Task instructions: Gather all lines in the entries that include the word "composing".
--------
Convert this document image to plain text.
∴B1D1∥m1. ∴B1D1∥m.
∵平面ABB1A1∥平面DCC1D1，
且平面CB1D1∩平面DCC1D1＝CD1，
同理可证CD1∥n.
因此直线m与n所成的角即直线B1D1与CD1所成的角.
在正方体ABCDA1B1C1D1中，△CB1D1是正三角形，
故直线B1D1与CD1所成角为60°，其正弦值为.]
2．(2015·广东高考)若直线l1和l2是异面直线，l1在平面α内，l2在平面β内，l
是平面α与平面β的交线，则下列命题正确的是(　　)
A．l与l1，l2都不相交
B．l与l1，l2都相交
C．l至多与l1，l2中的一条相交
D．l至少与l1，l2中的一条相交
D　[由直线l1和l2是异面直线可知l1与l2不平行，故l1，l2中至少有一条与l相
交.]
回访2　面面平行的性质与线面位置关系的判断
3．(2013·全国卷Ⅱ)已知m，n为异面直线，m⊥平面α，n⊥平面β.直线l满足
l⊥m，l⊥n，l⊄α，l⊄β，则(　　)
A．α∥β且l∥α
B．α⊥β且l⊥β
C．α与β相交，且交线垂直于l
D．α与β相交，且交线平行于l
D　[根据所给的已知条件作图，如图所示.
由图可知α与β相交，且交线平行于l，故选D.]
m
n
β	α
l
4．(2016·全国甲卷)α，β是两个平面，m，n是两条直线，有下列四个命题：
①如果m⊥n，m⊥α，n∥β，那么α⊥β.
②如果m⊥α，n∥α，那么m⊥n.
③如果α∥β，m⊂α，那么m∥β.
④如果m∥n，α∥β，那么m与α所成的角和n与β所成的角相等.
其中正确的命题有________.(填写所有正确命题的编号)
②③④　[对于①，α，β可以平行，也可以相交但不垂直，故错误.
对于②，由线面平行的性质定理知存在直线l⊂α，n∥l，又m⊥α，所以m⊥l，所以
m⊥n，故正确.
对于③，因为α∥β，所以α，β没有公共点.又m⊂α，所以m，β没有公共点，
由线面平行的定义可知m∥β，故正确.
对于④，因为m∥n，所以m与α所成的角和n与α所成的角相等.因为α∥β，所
--------
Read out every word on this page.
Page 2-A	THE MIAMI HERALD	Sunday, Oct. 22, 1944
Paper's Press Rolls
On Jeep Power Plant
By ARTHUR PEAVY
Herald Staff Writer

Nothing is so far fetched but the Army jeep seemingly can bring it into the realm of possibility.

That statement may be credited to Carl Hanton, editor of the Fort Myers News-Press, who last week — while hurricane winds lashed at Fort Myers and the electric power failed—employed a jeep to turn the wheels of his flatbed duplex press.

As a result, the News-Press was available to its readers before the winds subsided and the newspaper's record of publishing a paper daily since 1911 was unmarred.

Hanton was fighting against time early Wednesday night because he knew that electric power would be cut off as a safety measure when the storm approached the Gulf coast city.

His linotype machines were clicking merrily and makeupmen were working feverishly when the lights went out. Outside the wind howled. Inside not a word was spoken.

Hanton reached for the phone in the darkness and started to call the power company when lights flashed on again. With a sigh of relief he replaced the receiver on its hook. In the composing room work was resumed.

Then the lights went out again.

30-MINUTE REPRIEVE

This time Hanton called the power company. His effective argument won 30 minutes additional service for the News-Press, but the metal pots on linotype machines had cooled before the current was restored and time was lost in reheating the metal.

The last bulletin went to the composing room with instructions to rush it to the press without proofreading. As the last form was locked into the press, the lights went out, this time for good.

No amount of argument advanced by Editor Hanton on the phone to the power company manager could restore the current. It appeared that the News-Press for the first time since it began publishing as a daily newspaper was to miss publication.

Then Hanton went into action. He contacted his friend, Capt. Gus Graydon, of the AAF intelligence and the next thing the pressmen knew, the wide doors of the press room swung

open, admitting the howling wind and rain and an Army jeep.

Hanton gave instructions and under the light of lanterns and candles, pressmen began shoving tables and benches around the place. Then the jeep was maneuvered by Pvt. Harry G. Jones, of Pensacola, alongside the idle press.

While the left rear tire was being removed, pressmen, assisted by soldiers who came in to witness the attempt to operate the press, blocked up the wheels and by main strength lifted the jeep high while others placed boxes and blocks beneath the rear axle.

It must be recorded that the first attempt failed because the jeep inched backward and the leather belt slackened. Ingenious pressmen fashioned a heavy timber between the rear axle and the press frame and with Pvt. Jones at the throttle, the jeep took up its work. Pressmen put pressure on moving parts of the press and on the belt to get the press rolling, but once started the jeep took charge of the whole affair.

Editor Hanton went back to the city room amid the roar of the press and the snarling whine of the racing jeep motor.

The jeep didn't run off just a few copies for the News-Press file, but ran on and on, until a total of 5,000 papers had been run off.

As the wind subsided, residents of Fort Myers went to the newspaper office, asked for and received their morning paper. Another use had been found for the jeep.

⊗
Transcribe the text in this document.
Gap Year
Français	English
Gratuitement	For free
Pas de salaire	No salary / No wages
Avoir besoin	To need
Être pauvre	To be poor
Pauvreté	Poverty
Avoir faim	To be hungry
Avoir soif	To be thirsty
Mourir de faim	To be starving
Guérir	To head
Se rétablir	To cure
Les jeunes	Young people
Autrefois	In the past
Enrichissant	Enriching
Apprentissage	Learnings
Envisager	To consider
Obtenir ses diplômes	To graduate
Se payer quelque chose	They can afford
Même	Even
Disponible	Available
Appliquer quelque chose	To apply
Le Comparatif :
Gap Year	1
--------
Exercise answer:
Hanton reached for the phone in the darkness and started to call the power company when lights flashed on again. With a sigh of relief he replaced the receiver on its hook. In the composing room work was resumed.
The last bulletin went to the composing room with instructions to rush it to the press without proofreading. As the last form was locked into the press, the lights went out, this time for good.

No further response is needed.